Job >> Search the material for the string "lgan" and copy each line where it occurs.
** Start Data in this exercise **
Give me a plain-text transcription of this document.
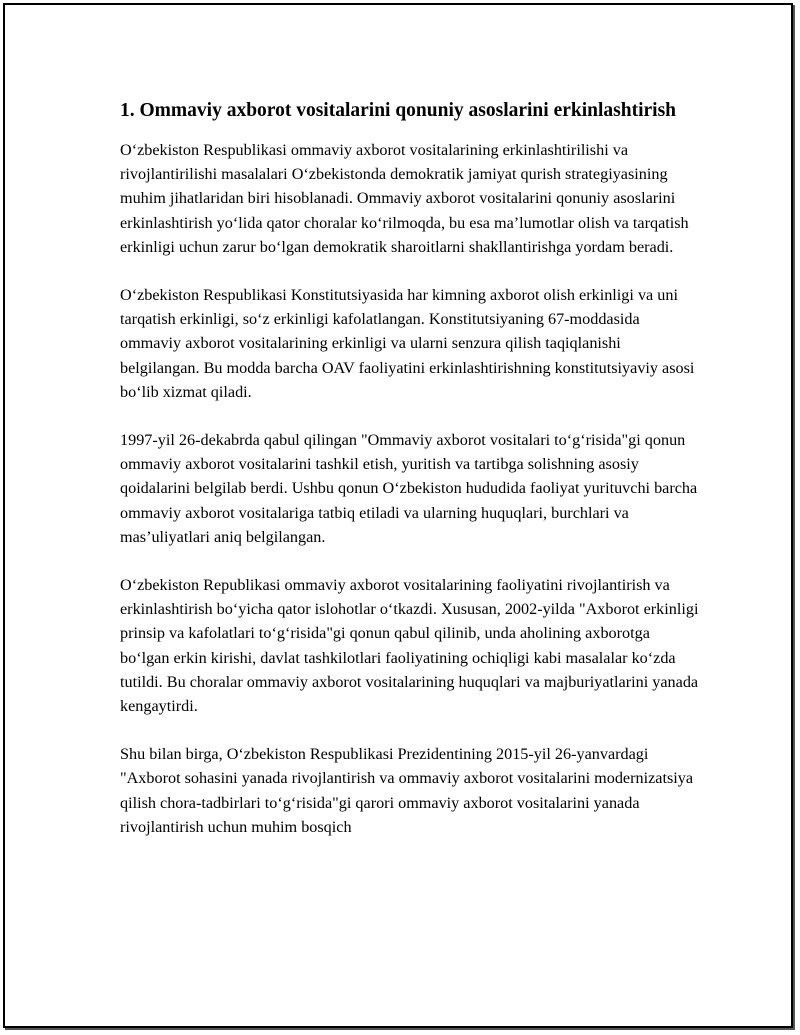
1. Ommaviy axborot vositalarini qonuniy asoslarini erkinlashtirish

O‘zbekiston Respublikasi ommaviy axborot vositalarining erkinlashtirilishi va rivojlantirilishi masalalari O‘zbekistonda demokratik jamiyat qurish strategiyasining muhim jihatlaridan biri hisoblanadi. Ommaviy axborot vositalarini qonuniy asoslarini erkinlashtirish yo‘lida qator choralar ko‘rilmoqda, bu esa ma’lumotlar olish va tarqatish erkinligi uchun zarur bo‘lgan demokratik sharoitlarni shakllantirishga yordam beradi.

O‘zbekiston Respublikasi Konstitutsiyasida har kimning axborot olish erkinligi va uni tarqatish erkinligi, so‘z erkinligi kafolatlangan. Konstitutsiyaning 67-moddasida ommaviy axborot vositalarining erkinligi va ularni senzura qilish taqiqlanishi belgilangan. Bu modda barcha OAV faoliyatini erkinlashtirishning konstitutsiyaviy asosi bo‘lib xizmat qiladi.

1997-yil 26-dekabrda qabul qilingan "Ommaviy axborot vositalari to‘g‘risida"gi qonun ommaviy axborot vositalarini tashkil etish, yuritish va tartibga solishning asosiy qoidalarini belgilab berdi. Ushbu qonun O‘zbekiston hududida faoliyat yurituvchi barcha ommaviy axborot vositalariga tatbiq etiladi va ularning huquqlari, burchlari va mas’uliyatlari aniq belgilangan.

O‘zbekiston Republikasi ommaviy axborot vositalarining faoliyatini rivojlantirish va erkinlashtirish bo‘yicha qator islohotlar o‘tkazdi. Xususan, 2002-yilda "Axborot erkinligi prinsip va kafolatlari to‘g‘risida"gi qonun qabul qilinib, unda aholining axborotga bo‘lgan erkin kirishi, davlat tashkilotlari faoliyatining ochiqligi kabi masalalar ko‘zda tutildi. Bu choralar ommaviy axborot vositalarining huquqlari va majburiyatlarini yanada kengaytirdi.

Shu bilan birga, O‘zbekiston Respublikasi Prezidentining 2015-yil 26-yanvardagi "Axborot sohasini yanada rivojlantirish va ommaviy axborot vositalarini modernizatsiya qilish chora-tadbirlari to‘g‘risida"gi qarori ommaviy axborot vositalarini yanada rivojlantirish uchun muhim bosqich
** End Data in this exercise **
Exercise answer >>
O‘zbekiston Respublikasi ommaviy axborot vositalarining erkinlashtirilishi va rivojlantirilishi masalalari O‘zbekistonda demokratik jamiyat qurish strategiyasining muhim jihatlaridan biri hisoblanadi. Ommaviy axborot vositalarini qonuniy asoslarini erkinlashtirish yo‘lida qator choralar ko‘rilmoqda, bu esa ma’lumotlar olish va tarqatish erkinligi uchun zarur bo‘lgan demokratik sharoitlarni shakllantirishga yordam beradi.
O‘zbekiston Republikasi ommaviy axborot vositalarining faoliyatini rivojlantirish va erkinlashtirish bo‘yicha qator islohotlar o‘tkazdi. Xususan, 2002-yilda "Axborot erkinligi prinsip va kafolatlari to‘g‘risida"gi qonun qabul qilinib, unda aholining axborotga bo‘lgan erkin kirishi, davlat tashkilotlari faoliyatining ochiqligi kabi masalalar ko‘zda tutildi. Bu choralar ommaviy axborot vositalarining huquqlari va majburiyatlarini yanada kengaytirdi.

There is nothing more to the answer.